Image element box records:
=====

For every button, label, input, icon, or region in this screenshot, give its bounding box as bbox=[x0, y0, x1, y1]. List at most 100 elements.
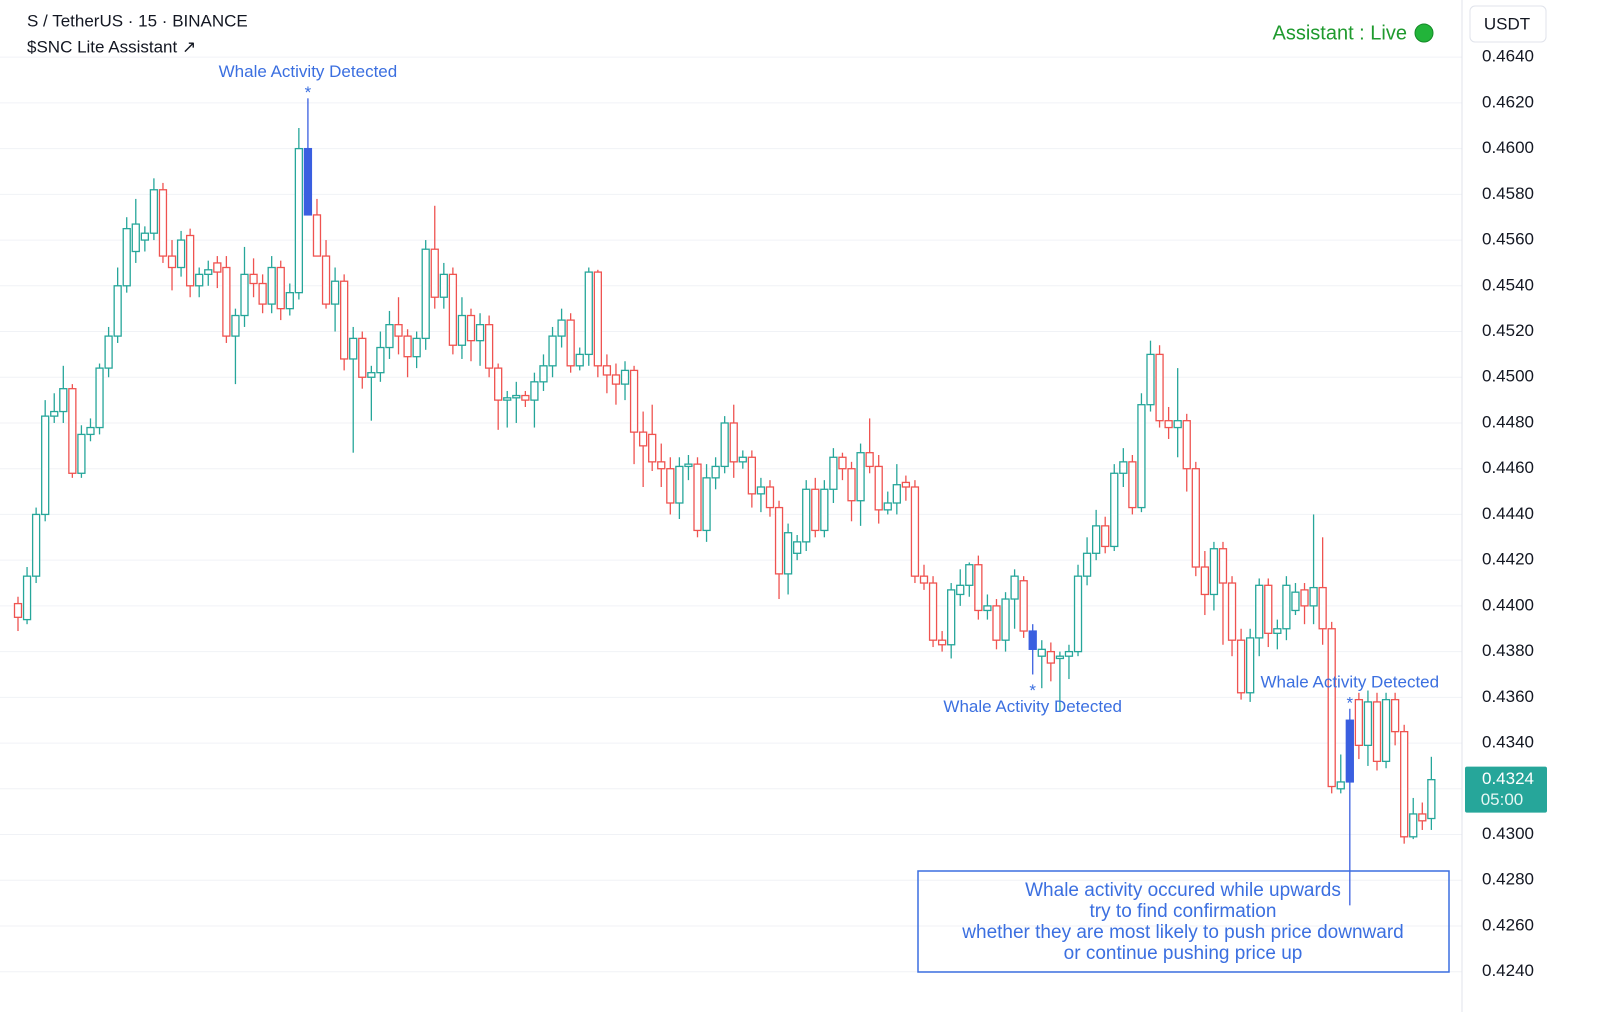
candle-body bbox=[684, 463, 693, 468]
candle-body bbox=[937, 639, 947, 646]
candle-body bbox=[1381, 698, 1391, 763]
candle-body bbox=[385, 324, 394, 349]
candle-body bbox=[575, 353, 584, 367]
candle-body bbox=[1227, 582, 1237, 641]
candle-body bbox=[1209, 548, 1219, 596]
candle-body bbox=[466, 314, 476, 342]
candle-body bbox=[738, 456, 747, 463]
candle-body bbox=[1110, 472, 1119, 548]
candle-body bbox=[394, 324, 403, 337]
candle-body bbox=[693, 463, 702, 532]
last-price-badge bbox=[1465, 766, 1547, 813]
candle-body bbox=[1037, 648, 1046, 657]
candle-body bbox=[1119, 461, 1128, 474]
note-box bbox=[917, 870, 1450, 973]
candle-body bbox=[1055, 655, 1065, 660]
candle-body bbox=[1291, 591, 1300, 612]
candle-body bbox=[512, 394, 521, 399]
candle-body bbox=[1354, 698, 1364, 747]
y-tick-label: 0.4560 bbox=[1482, 230, 1534, 249]
candle-body bbox=[1236, 639, 1246, 694]
candle-body bbox=[1091, 525, 1101, 554]
y-tick-label: 0.4380 bbox=[1482, 641, 1534, 660]
y-tick-label: 0.4240 bbox=[1482, 961, 1534, 980]
candle-body bbox=[1182, 420, 1191, 470]
candle-body bbox=[1155, 353, 1164, 422]
candle-body bbox=[602, 365, 612, 376]
candle-body bbox=[974, 564, 983, 612]
candle-body bbox=[956, 584, 965, 596]
candle-body bbox=[213, 262, 222, 273]
candle-body bbox=[1073, 575, 1083, 653]
candle-body bbox=[1218, 548, 1228, 584]
candle-body bbox=[13, 602, 23, 618]
candle-body bbox=[113, 285, 122, 337]
y-tick-label: 0.4600 bbox=[1482, 138, 1534, 157]
candle-body bbox=[1082, 552, 1092, 577]
chart-subtitle: $SNC Lite Assistant ↗ bbox=[27, 37, 196, 56]
candle-body bbox=[1001, 598, 1010, 641]
candle-body bbox=[41, 415, 50, 516]
candle-body bbox=[1327, 628, 1336, 788]
candle-body bbox=[629, 369, 639, 433]
candle-body bbox=[231, 314, 240, 337]
candle-body bbox=[104, 335, 113, 369]
candle-body bbox=[1390, 698, 1400, 733]
candle-body bbox=[1019, 580, 1028, 632]
status-dot bbox=[1414, 23, 1434, 43]
candle-body bbox=[910, 486, 920, 577]
candle-body bbox=[611, 374, 621, 385]
candle-body bbox=[919, 575, 929, 584]
y-tick-label: 0.4580 bbox=[1482, 184, 1534, 203]
y-tick-label: 0.4460 bbox=[1482, 458, 1534, 477]
candle-body bbox=[1282, 584, 1291, 630]
annotation-marker: * bbox=[1347, 693, 1354, 712]
status-text: Assistant : Live bbox=[1272, 22, 1407, 44]
candle-body bbox=[349, 337, 358, 360]
candle-body bbox=[765, 486, 775, 509]
y-tick-label: 0.4260 bbox=[1482, 915, 1534, 934]
candle-body bbox=[666, 468, 675, 504]
candle-body bbox=[811, 488, 820, 532]
y-tick-label: 0.4440 bbox=[1482, 504, 1534, 523]
candle-body bbox=[1046, 650, 1055, 664]
candle-body bbox=[992, 605, 1001, 641]
candle-body bbox=[901, 481, 911, 488]
y-axis-label: USDT bbox=[1484, 14, 1530, 33]
candle-body bbox=[222, 266, 231, 337]
labels: 0.42400.42600.42800.43000.43200.43400.43… bbox=[219, 47, 1547, 980]
candle-body bbox=[185, 234, 195, 287]
candle-body bbox=[648, 433, 657, 463]
y-tick-label: 0.4480 bbox=[1482, 412, 1534, 431]
candle-body bbox=[1264, 584, 1273, 634]
unit-box bbox=[1469, 5, 1547, 43]
candle-body bbox=[720, 422, 729, 468]
candle-body bbox=[983, 605, 992, 612]
candle-body bbox=[86, 426, 95, 436]
candle-body bbox=[521, 394, 530, 401]
candle-body bbox=[430, 248, 439, 298]
candle-body bbox=[95, 367, 104, 429]
candle-body bbox=[1128, 461, 1137, 509]
candle-body bbox=[856, 452, 865, 502]
candle-body bbox=[838, 456, 847, 470]
candle-body bbox=[747, 456, 757, 495]
candle-body bbox=[865, 452, 874, 468]
candle-body bbox=[1318, 586, 1327, 630]
candle-body bbox=[548, 335, 557, 367]
candle-body bbox=[195, 273, 204, 287]
y-tick-label: 0.4340 bbox=[1482, 733, 1534, 752]
candle-body bbox=[59, 388, 68, 413]
candle-body bbox=[729, 422, 738, 463]
candle-body bbox=[149, 189, 159, 234]
candle-body bbox=[122, 227, 131, 287]
candle-body bbox=[403, 335, 412, 358]
candle-body bbox=[1010, 575, 1019, 600]
candle-body bbox=[829, 456, 838, 490]
candle-body bbox=[457, 314, 467, 346]
candle-body bbox=[494, 367, 503, 401]
candle-body bbox=[68, 388, 77, 474]
candle-body bbox=[22, 575, 32, 621]
last-price: 0.4324 bbox=[1482, 769, 1534, 788]
candle-body bbox=[439, 273, 448, 298]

=====

§ **The task**
Please replace "candle-body" with "candle" in the data, starting with the line with "candle-body bbox=[684, 463, 693, 468]" and going on through the line with "candle-body bbox=[1209, 548, 1219, 596]", and change nothing else. Return only those lines.

§ **Result of the task**
candle bbox=[684, 463, 693, 468]
candle bbox=[937, 639, 947, 646]
candle bbox=[1381, 698, 1391, 763]
candle bbox=[385, 324, 394, 349]
candle bbox=[575, 353, 584, 367]
candle bbox=[1227, 582, 1237, 641]
candle bbox=[1209, 548, 1219, 596]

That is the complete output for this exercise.